Try it: Set the data down once more, exactly as it is written.

Data entries:
=====
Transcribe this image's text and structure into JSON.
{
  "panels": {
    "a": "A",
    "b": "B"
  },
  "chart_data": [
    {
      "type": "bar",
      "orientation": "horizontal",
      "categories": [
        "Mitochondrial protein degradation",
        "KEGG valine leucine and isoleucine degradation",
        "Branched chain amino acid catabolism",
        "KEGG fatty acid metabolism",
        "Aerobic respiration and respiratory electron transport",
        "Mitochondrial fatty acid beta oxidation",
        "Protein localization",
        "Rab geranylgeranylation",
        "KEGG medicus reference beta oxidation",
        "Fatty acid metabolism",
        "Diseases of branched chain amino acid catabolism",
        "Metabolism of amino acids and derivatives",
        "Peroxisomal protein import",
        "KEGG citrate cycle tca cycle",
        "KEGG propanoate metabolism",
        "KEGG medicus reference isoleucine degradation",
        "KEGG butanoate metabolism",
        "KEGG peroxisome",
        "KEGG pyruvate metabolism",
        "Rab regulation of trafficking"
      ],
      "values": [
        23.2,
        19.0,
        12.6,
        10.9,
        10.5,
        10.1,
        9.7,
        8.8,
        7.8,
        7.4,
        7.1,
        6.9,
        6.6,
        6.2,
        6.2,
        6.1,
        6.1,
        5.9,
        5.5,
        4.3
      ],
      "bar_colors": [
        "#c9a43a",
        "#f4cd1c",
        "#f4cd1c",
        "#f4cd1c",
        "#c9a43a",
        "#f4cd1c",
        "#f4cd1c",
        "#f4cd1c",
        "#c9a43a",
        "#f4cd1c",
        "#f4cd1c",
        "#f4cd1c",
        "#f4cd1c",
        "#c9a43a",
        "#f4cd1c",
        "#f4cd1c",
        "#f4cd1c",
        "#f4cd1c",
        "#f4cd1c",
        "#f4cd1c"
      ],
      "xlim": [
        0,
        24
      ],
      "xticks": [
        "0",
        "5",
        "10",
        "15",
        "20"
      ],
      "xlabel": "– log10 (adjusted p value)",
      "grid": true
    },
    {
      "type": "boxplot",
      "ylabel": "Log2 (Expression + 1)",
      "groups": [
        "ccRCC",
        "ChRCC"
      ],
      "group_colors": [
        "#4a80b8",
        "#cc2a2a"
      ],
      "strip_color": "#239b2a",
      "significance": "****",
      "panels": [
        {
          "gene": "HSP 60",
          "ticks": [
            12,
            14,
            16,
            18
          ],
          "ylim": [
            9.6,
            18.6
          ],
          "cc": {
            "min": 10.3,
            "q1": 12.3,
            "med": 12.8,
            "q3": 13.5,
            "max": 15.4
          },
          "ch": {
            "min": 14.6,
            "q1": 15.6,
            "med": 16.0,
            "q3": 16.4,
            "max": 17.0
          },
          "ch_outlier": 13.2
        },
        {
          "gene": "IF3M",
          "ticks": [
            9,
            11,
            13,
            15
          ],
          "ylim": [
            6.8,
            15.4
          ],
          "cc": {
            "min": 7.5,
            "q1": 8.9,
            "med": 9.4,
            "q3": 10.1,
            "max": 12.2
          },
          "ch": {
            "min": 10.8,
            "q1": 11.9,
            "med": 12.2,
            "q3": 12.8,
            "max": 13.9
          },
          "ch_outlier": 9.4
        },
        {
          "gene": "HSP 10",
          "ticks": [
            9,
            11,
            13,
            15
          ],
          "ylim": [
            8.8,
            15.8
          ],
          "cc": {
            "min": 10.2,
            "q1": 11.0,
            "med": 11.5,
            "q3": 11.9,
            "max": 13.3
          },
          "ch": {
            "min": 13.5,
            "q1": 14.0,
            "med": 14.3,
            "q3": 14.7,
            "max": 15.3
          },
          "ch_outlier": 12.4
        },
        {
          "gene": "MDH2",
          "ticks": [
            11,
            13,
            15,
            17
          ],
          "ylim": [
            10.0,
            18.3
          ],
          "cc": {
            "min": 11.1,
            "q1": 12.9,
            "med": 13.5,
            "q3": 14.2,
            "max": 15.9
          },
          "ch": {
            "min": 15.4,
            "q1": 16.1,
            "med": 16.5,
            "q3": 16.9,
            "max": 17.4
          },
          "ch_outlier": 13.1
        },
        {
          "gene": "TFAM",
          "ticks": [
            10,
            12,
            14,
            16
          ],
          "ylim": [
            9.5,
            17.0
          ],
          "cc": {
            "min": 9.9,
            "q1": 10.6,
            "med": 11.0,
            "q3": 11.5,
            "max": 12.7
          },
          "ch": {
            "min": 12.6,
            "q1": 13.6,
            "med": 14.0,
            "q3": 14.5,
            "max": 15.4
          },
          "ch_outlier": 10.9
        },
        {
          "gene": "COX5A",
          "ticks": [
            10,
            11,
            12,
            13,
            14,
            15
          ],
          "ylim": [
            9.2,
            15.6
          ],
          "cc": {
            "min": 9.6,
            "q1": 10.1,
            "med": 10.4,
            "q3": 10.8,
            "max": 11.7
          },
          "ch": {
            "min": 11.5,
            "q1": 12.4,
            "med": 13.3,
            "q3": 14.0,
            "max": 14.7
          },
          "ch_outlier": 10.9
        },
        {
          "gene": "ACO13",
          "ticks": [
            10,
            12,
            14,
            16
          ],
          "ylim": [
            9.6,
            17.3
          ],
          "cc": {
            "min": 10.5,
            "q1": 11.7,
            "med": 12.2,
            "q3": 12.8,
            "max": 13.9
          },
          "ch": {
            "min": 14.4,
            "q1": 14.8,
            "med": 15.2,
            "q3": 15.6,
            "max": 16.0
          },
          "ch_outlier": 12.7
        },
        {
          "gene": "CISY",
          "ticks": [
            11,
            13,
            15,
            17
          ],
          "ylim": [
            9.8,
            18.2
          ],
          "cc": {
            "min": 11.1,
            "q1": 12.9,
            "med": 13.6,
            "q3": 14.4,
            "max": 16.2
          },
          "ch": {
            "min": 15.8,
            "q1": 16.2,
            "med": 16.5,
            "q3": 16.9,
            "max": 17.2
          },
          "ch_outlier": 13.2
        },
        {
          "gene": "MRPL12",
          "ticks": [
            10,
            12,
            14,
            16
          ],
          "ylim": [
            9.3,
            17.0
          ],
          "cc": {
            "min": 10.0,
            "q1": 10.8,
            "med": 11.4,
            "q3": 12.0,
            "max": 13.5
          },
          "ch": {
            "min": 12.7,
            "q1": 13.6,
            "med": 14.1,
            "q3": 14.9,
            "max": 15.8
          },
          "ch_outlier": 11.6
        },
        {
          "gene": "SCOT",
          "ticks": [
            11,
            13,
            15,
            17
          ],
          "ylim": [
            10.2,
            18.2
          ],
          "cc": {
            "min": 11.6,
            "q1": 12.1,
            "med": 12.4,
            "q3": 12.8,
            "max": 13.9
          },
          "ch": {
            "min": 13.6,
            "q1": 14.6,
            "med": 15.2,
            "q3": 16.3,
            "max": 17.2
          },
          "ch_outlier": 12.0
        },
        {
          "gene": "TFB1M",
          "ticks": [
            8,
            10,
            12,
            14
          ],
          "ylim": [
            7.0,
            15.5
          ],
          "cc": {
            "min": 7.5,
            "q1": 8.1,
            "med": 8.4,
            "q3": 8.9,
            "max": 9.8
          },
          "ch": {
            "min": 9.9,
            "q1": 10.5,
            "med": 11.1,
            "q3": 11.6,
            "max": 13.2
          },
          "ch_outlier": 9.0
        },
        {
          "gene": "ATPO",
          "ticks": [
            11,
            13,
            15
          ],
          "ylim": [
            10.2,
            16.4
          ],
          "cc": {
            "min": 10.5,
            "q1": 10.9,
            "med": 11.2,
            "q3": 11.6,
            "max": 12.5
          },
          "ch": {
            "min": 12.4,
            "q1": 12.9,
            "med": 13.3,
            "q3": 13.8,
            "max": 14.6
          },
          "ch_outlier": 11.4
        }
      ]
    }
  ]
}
=====
Expected answer:
Transcribe this image's text and structure into JSON.
{
  "panels": {
    "a": "A",
    "b": "B"
  },
  "chart_data": [
    {
      "type": "bar",
      "orientation": "horizontal",
      "categories": [
        "Mitochondrial protein degradation",
        "KEGG valine leucine and isoleucine degradation",
        "Branched chain amino acid catabolism",
        "KEGG fatty acid metabolism",
        "Aerobic respiration and respiratory electron transport",
        "Mitochondrial fatty acid beta oxidation",
        "Protein localization",
        "Rab geranylgeranylation",
        "KEGG medicus reference beta oxidation",
        "Fatty acid metabolism",
        "Diseases of branched chain amino acid catabolism",
        "Metabolism of amino acids and derivatives",
        "Peroxisomal protein import",
        "KEGG citrate cycle tca cycle",
        "KEGG propanoate metabolism",
        "KEGG medicus reference isoleucine degradation",
        "KEGG butanoate metabolism",
        "KEGG peroxisome",
        "KEGG pyruvate metabolism",
        "Rab regulation of trafficking"
      ],
      "values": [
        23.2,
        19.0,
        12.6,
        10.9,
        10.5,
        10.1,
        9.7,
        8.8,
        7.8,
        7.4,
        7.1,
        6.9,
        6.6,
        6.2,
        6.2,
        6.1,
        6.1,
        5.9,
        5.5,
        4.3
      ],
      "bar_colors": [
        "#c9a43a",
        "#f4cd1c",
        "#f4cd1c",
        "#f4cd1c",
        "#c9a43a",
        "#f4cd1c",
        "#f4cd1c",
        "#f4cd1c",
        "#c9a43a",
        "#f4cd1c",
        "#f4cd1c",
        "#f4cd1c",
        "#f4cd1c",
        "#c9a43a",
        "#f4cd1c",
        "#f4cd1c",
        "#f4cd1c",
        "#f4cd1c",
        "#f4cd1c",
        "#f4cd1c"
      ],
      "xlim": [
        0,
        24
      ],
      "xticks": [
        "0",
        "5",
        "10",
        "15",
        "20"
      ],
      "xlabel": "– log10 (adjusted p value)",
      "grid": true
    },
    {
      "type": "boxplot",
      "ylabel": "Log2 (Expression + 1)",
      "groups": [
        "ccRCC",
        "ChRCC"
      ],
      "group_colors": [
        "#4a80b8",
        "#cc2a2a"
      ],
      "strip_color": "#239b2a",
      "significance": "****",
      "panels": [
        {
          "gene": "HSP 60",
          "ticks": [
            12,
            14,
            16,
            18
          ],
          "ylim": [
            9.6,
            18.6
          ],
          "cc": {
            "min": 10.3,
            "q1": 12.3,
            "med": 12.8,
            "q3": 13.5,
            "max": 15.4
          },
          "ch": {
            "min": 14.6,
            "q1": 15.6,
            "med": 16.0,
            "q3": 16.4,
            "max": 17.0
          },
          "ch_outlier": 13.2
        },
        {
          "gene": "IF3M",
          "ticks": [
            9,
            11,
            13,
            15
          ],
          "ylim": [
            6.8,
            15.4
          ],
          "cc": {
            "min": 7.5,
            "q1": 8.9,
            "med": 9.4,
            "q3": 10.1,
            "max": 12.2
          },
          "ch": {
            "min": 10.8,
            "q1": 11.9,
            "med": 12.2,
            "q3": 12.8,
            "max": 13.9
          },
          "ch_outlier": 9.4
        },
        {
          "gene": "HSP 10",
          "ticks": [
            9,
            11,
            13,
            15
          ],
          "ylim": [
            8.8,
            15.8
          ],
          "cc": {
            "min": 10.2,
            "q1": 11.0,
            "med": 11.5,
            "q3": 11.9,
            "max": 13.3
          },
          "ch": {
            "min": 13.5,
            "q1": 14.0,
            "med": 14.3,
            "q3": 14.7,
            "max": 15.3
          },
          "ch_outlier": 12.4
        },
        {
          "gene": "MDH2",
          "ticks": [
            11,
            13,
            15,
            17
          ],
          "ylim": [
            10.0,
            18.3
          ],
          "cc": {
            "min": 11.1,
            "q1": 12.9,
            "med": 13.5,
            "q3": 14.2,
            "max": 15.9
          },
          "ch": {
            "min": 15.4,
            "q1": 16.1,
            "med": 16.5,
            "q3": 16.9,
            "max": 17.4
          },
          "ch_outlier": 13.1
        },
        {
          "gene": "TFAM",
          "ticks": [
            10,
            12,
            14,
            16
          ],
          "ylim": [
            9.5,
            17.0
          ],
          "cc": {
            "min": 9.9,
            "q1": 10.6,
            "med": 11.0,
            "q3": 11.5,
            "max": 12.7
          },
          "ch": {
            "min": 12.6,
            "q1": 13.6,
            "med": 14.0,
            "q3": 14.5,
            "max": 15.4
          },
          "ch_outlier": 10.9
        },
        {
          "gene": "COX5A",
          "ticks": [
            10,
            11,
            12,
            13,
            14,
            15
          ],
          "ylim": [
            9.2,
            15.6
          ],
          "cc": {
            "min": 9.6,
            "q1": 10.1,
            "med": 10.4,
            "q3": 10.8,
            "max": 11.7
          },
          "ch": {
            "min": 11.5,
            "q1": 12.4,
            "med": 13.3,
            "q3": 14.0,
            "max": 14.7
          },
          "ch_outlier": 10.9
        },
        {
          "gene": "ACO13",
          "ticks": [
            10,
            12,
            14,
            16
          ],
          "ylim": [
            9.6,
            17.3
          ],
          "cc": {
            "min": 10.5,
            "q1": 11.7,
            "med": 12.2,
            "q3": 12.8,
            "max": 13.9
          },
          "ch": {
            "min": 14.4,
            "q1": 14.8,
            "med": 15.2,
            "q3": 15.6,
            "max": 16.0
          },
          "ch_outlier": 12.7
        },
        {
          "gene": "CISY",
          "ticks": [
            11,
            13,
            15,
            17
          ],
          "ylim": [
            9.8,
            18.2
          ],
          "cc": {
            "min": 11.1,
            "q1": 12.9,
            "med": 13.6,
            "q3": 14.4,
            "max": 16.2
          },
          "ch": {
            "min": 15.8,
            "q1": 16.2,
            "med": 16.5,
            "q3": 16.9,
            "max": 17.2
          },
          "ch_outlier": 13.2
        },
        {
          "gene": "MRPL12",
          "ticks": [
            10,
            12,
            14,
            16
          ],
          "ylim": [
            9.3,
            17.0
          ],
          "cc": {
            "min": 10.0,
            "q1": 10.8,
            "med": 11.4,
            "q3": 12.0,
            "max": 13.5
          },
          "ch": {
            "min": 12.7,
            "q1": 13.6,
            "med": 14.1,
            "q3": 14.9,
            "max": 15.8
          },
          "ch_outlier": 11.6
        },
        {
          "gene": "SCOT",
          "ticks": [
            11,
            13,
            15,
            17
          ],
          "ylim": [
            10.2,
            18.2
          ],
          "cc": {
            "min": 11.6,
            "q1": 12.1,
            "med": 12.4,
            "q3": 12.8,
            "max": 13.9
          },
          "ch": {
            "min": 13.6,
            "q1": 14.6,
            "med": 15.2,
            "q3": 16.3,
            "max": 17.2
          },
          "ch_outlier": 12.0
        },
        {
          "gene": "TFB1M",
          "ticks": [
            8,
            10,
            12,
            14
          ],
          "ylim": [
            7.0,
            15.5
          ],
          "cc": {
            "min": 7.5,
            "q1": 8.1,
            "med": 8.4,
            "q3": 8.9,
            "max": 9.8
          },
          "ch": {
            "min": 9.9,
            "q1": 10.5,
            "med": 11.1,
            "q3": 11.6,
            "max": 13.2
          },
          "ch_outlier": 9.0
        },
        {
          "gene": "ATPO",
          "ticks": [
            11,
            13,
            15
          ],
          "ylim": [
            10.2,
            16.4
          ],
          "cc": {
            "min": 10.5,
            "q1": 10.9,
            "med": 11.2,
            "q3": 11.6,
            "max": 12.5
          },
          "ch": {
            "min": 12.4,
            "q1": 12.9,
            "med": 13.3,
            "q3": 13.8,
            "max": 14.6
          },
          "ch_outlier": 11.4
        }
      ]
    }
  ]
}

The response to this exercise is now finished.